**To do**
Your task is to output the entries below word for word.

**Listed records**

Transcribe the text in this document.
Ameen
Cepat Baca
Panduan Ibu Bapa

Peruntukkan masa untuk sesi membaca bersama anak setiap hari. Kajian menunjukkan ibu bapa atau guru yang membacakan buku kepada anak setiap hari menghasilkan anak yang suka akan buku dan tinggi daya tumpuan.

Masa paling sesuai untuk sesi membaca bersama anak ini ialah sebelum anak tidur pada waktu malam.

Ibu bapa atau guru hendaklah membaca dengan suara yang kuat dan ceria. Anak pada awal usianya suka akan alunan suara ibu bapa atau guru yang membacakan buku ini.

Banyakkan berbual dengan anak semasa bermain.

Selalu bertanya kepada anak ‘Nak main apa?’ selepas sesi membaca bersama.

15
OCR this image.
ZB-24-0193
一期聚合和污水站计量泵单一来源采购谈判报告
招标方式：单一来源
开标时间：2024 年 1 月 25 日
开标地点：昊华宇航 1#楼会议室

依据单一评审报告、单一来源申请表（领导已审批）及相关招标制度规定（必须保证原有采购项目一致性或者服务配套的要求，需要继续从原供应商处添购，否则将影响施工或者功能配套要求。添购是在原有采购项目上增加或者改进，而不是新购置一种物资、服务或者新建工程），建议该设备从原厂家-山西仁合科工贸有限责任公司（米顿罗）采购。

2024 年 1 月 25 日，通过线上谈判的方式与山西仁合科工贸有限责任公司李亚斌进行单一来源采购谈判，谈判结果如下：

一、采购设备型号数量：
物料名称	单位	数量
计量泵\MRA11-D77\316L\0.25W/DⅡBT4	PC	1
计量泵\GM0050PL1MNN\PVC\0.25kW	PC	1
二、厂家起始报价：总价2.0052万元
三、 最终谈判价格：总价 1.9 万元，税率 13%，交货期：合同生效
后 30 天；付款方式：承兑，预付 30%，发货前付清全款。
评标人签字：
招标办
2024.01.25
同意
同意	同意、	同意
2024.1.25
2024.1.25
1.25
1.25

**Task response**
Transcribe the text in this document.
Ameen
Cepat Baca
Panduan Ibu Bapa

Peruntukkan masa untuk sesi membaca bersama anak setiap hari. Kajian menunjukkan ibu bapa atau guru yang membacakan buku kepada anak setiap hari menghasilkan anak yang suka akan buku dan tinggi daya tumpuan.

Masa paling sesuai untuk sesi membaca bersama anak ini ialah sebelum anak tidur pada waktu malam.

Ibu bapa atau guru hendaklah membaca dengan suara yang kuat dan ceria. Anak pada awal usianya suka akan alunan suara ibu bapa atau guru yang membacakan buku ini.

Banyakkan berbual dengan anak semasa bermain.

Selalu bertanya kepada anak ‘Nak main apa?’ selepas sesi membaca bersama.

15
OCR this image.
ZB-24-0193
一期聚合和污水站计量泵单一来源采购谈判报告
招标方式：单一来源
开标时间：2024 年 1 月 25 日
开标地点：昊华宇航 1#楼会议室

依据单一评审报告、单一来源申请表（领导已审批）及相关招标制度规定（必须保证原有采购项目一致性或者服务配套的要求，需要继续从原供应商处添购，否则将影响施工或者功能配套要求。添购是在原有采购项目上增加或者改进，而不是新购置一种物资、服务或者新建工程），建议该设备从原厂家-山西仁合科工贸有限责任公司（米顿罗）采购。

2024 年 1 月 25 日，通过线上谈判的方式与山西仁合科工贸有限责任公司李亚斌进行单一来源采购谈判，谈判结果如下：

一、采购设备型号数量：
物料名称	单位	数量
计量泵\MRA11-D77\316L\0.25W/DⅡBT4	PC	1
计量泵\GM0050PL1MNN\PVC\0.25kW	PC	1
二、厂家起始报价：总价2.0052万元
三、 最终谈判价格：总价 1.9 万元，税率 13%，交货期：合同生效
后 30 天；付款方式：承兑，预付 30%，发货前付清全款。
评标人签字：
招标办
2024.01.25
同意
同意	同意、	同意
2024.1.25
2024.1.25
1.25
1.25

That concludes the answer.